──────── RECORDS TO USE

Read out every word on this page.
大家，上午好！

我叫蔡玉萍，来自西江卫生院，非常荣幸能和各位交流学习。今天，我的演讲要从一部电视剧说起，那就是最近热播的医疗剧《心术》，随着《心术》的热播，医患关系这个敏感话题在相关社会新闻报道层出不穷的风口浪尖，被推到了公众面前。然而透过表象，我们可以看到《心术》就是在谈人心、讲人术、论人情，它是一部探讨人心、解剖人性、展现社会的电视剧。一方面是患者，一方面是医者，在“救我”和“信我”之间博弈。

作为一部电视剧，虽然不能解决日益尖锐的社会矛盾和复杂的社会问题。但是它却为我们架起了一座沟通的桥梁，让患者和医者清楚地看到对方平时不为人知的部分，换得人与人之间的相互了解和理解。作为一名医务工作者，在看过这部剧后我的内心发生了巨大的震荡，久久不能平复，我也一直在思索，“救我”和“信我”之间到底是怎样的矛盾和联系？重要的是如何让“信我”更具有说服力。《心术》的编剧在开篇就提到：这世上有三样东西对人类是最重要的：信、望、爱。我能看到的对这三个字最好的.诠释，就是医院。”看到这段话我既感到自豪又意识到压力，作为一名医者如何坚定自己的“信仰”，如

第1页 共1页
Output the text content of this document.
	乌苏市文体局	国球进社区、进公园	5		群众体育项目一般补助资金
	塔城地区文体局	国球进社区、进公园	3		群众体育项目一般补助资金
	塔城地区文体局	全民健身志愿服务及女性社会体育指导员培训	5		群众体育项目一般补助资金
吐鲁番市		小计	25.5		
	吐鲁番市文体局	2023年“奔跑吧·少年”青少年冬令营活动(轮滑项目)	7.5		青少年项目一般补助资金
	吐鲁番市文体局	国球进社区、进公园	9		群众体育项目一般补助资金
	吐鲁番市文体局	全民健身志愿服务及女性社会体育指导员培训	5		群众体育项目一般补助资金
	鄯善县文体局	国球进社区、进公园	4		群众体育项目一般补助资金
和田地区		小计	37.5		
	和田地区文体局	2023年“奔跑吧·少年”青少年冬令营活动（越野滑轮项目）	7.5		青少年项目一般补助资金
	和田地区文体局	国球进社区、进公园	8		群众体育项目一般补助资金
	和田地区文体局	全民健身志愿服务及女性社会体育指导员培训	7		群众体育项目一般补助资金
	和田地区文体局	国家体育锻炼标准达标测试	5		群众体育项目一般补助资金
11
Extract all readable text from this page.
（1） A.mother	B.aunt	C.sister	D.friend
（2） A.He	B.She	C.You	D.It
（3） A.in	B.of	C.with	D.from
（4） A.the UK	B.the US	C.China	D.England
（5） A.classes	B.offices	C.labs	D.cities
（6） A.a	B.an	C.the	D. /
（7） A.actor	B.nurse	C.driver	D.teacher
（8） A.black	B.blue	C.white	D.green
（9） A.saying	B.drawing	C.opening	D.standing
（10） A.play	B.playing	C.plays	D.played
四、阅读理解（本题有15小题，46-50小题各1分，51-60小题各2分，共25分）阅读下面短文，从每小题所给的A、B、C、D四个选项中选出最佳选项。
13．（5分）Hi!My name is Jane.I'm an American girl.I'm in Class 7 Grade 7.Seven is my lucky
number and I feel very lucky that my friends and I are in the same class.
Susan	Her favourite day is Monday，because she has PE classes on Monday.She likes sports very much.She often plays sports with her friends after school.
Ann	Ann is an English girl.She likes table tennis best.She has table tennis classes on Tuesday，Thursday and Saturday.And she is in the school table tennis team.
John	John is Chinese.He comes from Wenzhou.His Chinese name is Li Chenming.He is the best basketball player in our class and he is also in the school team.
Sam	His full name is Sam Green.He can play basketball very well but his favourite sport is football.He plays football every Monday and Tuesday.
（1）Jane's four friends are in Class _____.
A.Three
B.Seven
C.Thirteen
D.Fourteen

────────────────

Return all of the data word for word.

IN RESPONSE:
Read out every word on this page.
大家，上午好！

我叫蔡玉萍，来自西江卫生院，非常荣幸能和各位交流学习。今天，我的演讲要从一部电视剧说起，那就是最近热播的医疗剧《心术》，随着《心术》的热播，医患关系这个敏感话题在相关社会新闻报道层出不穷的风口浪尖，被推到了公众面前。然而透过表象，我们可以看到《心术》就是在谈人心、讲人术、论人情，它是一部探讨人心、解剖人性、展现社会的电视剧。一方面是患者，一方面是医者，在“救我”和“信我”之间博弈。

作为一部电视剧，虽然不能解决日益尖锐的社会矛盾和复杂的社会问题。但是它却为我们架起了一座沟通的桥梁，让患者和医者清楚地看到对方平时不为人知的部分，换得人与人之间的相互了解和理解。作为一名医务工作者，在看过这部剧后我的内心发生了巨大的震荡，久久不能平复，我也一直在思索，“救我”和“信我”之间到底是怎样的矛盾和联系？重要的是如何让“信我”更具有说服力。《心术》的编剧在开篇就提到：这世上有三样东西对人类是最重要的：信、望、爱。我能看到的对这三个字最好的.诠释，就是医院。”看到这段话我既感到自豪又意识到压力，作为一名医者如何坚定自己的“信仰”，如

第1页 共1页
Output the text content of this document.
	乌苏市文体局	国球进社区、进公园	5		群众体育项目一般补助资金
	塔城地区文体局	国球进社区、进公园	3		群众体育项目一般补助资金
	塔城地区文体局	全民健身志愿服务及女性社会体育指导员培训	5		群众体育项目一般补助资金
吐鲁番市		小计	25.5		
	吐鲁番市文体局	2023年“奔跑吧·少年”青少年冬令营活动(轮滑项目)	7.5		青少年项目一般补助资金
	吐鲁番市文体局	国球进社区、进公园	9		群众体育项目一般补助资金
	吐鲁番市文体局	全民健身志愿服务及女性社会体育指导员培训	5		群众体育项目一般补助资金
	鄯善县文体局	国球进社区、进公园	4		群众体育项目一般补助资金
和田地区		小计	37.5		
	和田地区文体局	2023年“奔跑吧·少年”青少年冬令营活动（越野滑轮项目）	7.5		青少年项目一般补助资金
	和田地区文体局	国球进社区、进公园	8		群众体育项目一般补助资金
	和田地区文体局	全民健身志愿服务及女性社会体育指导员培训	7		群众体育项目一般补助资金
	和田地区文体局	国家体育锻炼标准达标测试	5		群众体育项目一般补助资金
11
Extract all readable text from this page.
（1） A.mother	B.aunt	C.sister	D.friend
（2） A.He	B.She	C.You	D.It
（3） A.in	B.of	C.with	D.from
（4） A.the UK	B.the US	C.China	D.England
（5） A.classes	B.offices	C.labs	D.cities
（6） A.a	B.an	C.the	D. /
（7） A.actor	B.nurse	C.driver	D.teacher
（8） A.black	B.blue	C.white	D.green
（9） A.saying	B.drawing	C.opening	D.standing
（10） A.play	B.playing	C.plays	D.played
四、阅读理解（本题有15小题，46-50小题各1分，51-60小题各2分，共25分）阅读下面短文，从每小题所给的A、B、C、D四个选项中选出最佳选项。
13．（5分）Hi!My name is Jane.I'm an American girl.I'm in Class 7 Grade 7.Seven is my lucky
number and I feel very lucky that my friends and I are in the same class.
Susan	Her favourite day is Monday，because she has PE classes on Monday.She likes sports very much.She often plays sports with her friends after school.
Ann	Ann is an English girl.She likes table tennis best.She has table tennis classes on Tuesday，Thursday and Saturday.And she is in the school table tennis team.
John	John is Chinese.He comes from Wenzhou.His Chinese name is Li Chenming.He is the best basketball player in our class and he is also in the school team.
Sam	His full name is Sam Green.He can play basketball very well but his favourite sport is football.He plays football every Monday and Tuesday.
（1）Jane's four friends are in Class _____.
A.Three
B.Seven
C.Thirteen
D.Fourteen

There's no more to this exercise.